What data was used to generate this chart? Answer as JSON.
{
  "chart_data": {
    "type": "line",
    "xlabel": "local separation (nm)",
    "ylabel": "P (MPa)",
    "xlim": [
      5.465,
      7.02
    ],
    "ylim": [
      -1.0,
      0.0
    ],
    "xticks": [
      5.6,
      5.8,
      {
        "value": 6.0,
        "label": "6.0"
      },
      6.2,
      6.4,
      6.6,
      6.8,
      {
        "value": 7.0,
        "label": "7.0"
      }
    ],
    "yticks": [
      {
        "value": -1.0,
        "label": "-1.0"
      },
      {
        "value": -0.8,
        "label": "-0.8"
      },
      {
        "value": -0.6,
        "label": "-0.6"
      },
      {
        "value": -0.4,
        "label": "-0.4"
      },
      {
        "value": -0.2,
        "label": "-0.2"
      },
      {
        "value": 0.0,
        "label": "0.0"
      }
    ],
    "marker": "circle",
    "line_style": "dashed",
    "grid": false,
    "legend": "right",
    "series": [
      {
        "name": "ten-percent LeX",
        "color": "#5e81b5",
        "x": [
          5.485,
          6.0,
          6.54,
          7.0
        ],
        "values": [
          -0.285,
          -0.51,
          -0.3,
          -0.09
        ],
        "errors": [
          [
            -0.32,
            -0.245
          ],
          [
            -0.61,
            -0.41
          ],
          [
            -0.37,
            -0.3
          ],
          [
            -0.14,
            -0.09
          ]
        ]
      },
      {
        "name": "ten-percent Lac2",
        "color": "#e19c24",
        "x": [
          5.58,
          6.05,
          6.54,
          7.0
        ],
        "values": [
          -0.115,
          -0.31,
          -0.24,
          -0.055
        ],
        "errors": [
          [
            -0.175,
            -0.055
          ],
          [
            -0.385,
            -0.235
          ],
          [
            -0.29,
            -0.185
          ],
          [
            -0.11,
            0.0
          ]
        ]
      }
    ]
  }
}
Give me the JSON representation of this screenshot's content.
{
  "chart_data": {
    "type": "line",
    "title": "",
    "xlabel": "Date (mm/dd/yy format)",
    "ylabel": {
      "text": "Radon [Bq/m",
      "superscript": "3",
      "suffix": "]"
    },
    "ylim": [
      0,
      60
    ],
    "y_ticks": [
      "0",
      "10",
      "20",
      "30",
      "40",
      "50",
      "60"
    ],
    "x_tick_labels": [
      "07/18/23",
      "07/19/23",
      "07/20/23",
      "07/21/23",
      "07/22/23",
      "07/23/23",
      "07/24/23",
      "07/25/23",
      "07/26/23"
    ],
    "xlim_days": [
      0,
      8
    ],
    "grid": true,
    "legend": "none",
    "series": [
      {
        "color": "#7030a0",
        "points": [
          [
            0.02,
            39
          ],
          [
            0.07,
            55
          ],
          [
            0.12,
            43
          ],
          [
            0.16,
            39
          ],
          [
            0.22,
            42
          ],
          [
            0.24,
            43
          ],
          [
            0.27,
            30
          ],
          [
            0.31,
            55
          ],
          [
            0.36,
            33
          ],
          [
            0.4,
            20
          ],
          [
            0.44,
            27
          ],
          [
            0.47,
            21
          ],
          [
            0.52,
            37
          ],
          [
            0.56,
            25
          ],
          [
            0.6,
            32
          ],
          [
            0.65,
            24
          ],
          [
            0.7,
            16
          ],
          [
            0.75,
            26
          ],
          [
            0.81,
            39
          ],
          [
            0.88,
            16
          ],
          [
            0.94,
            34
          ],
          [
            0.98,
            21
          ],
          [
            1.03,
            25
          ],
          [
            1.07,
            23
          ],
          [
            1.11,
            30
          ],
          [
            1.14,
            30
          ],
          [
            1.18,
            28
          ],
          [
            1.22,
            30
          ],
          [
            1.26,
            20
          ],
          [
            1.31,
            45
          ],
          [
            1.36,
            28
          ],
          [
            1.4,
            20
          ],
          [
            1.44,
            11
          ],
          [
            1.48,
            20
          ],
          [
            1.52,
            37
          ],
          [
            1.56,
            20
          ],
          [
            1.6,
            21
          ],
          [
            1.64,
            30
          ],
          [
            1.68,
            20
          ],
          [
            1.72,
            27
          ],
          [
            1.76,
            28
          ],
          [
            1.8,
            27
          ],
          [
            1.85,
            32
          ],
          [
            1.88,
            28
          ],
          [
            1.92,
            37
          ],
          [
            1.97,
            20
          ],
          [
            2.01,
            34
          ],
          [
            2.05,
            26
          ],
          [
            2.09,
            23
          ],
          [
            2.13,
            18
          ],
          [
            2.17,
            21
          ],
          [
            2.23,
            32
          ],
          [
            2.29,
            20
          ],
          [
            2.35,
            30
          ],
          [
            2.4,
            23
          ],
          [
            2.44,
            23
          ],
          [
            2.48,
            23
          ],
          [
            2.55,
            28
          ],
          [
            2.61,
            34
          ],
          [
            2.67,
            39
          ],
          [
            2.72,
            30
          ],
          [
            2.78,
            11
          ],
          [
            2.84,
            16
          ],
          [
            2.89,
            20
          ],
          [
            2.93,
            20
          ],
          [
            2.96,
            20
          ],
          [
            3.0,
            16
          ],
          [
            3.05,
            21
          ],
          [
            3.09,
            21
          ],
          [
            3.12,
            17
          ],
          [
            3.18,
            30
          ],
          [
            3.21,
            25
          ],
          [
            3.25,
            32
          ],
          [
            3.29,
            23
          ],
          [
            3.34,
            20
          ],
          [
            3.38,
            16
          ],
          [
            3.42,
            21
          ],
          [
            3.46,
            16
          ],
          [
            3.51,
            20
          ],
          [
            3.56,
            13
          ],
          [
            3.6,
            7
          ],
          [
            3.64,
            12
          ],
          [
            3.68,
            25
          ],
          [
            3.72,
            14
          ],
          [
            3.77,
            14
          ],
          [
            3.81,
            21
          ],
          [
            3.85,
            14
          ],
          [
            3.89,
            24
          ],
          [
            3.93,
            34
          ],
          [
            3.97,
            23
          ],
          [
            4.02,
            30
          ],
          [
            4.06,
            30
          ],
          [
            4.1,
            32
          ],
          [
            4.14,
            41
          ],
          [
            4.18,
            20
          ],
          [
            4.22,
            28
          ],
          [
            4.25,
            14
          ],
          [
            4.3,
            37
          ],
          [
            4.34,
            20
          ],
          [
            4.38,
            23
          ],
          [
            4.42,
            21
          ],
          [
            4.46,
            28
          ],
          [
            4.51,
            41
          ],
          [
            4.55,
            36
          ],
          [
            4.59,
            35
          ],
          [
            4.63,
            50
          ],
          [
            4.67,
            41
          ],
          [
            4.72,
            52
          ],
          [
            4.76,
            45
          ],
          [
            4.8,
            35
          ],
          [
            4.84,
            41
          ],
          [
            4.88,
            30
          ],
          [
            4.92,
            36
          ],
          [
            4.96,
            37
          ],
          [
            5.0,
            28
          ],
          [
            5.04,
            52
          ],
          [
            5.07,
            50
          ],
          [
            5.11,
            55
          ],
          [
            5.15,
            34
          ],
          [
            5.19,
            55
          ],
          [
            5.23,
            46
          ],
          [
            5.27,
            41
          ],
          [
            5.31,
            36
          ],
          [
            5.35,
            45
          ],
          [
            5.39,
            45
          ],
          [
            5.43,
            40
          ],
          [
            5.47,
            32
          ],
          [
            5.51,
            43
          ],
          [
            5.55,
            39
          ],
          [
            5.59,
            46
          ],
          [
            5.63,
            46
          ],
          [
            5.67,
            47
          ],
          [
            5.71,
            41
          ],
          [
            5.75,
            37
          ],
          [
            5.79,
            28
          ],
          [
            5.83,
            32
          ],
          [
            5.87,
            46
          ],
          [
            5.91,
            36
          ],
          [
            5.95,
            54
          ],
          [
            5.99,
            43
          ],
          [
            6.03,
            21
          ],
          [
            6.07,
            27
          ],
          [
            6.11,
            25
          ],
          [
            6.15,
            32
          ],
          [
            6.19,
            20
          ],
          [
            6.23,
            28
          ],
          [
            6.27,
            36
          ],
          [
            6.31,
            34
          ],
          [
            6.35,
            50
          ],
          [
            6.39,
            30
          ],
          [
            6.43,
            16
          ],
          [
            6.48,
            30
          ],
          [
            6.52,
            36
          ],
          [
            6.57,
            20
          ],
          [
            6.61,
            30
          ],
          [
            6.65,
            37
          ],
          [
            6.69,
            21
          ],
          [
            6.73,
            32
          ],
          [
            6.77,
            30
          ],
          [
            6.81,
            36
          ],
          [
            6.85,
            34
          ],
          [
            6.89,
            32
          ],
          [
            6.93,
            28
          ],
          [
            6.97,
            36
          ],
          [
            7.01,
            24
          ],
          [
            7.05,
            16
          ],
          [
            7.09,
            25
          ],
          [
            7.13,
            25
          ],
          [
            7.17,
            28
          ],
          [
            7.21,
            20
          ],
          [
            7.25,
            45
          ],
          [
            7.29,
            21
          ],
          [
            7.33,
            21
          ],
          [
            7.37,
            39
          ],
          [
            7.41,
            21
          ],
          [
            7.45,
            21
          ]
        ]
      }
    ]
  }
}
******
:: Written task ::
Copy each line above that contains the word "percent".

:: Written reply ::
        "name": "ten-percent LeX",
        "name": "ten-percent Lac2",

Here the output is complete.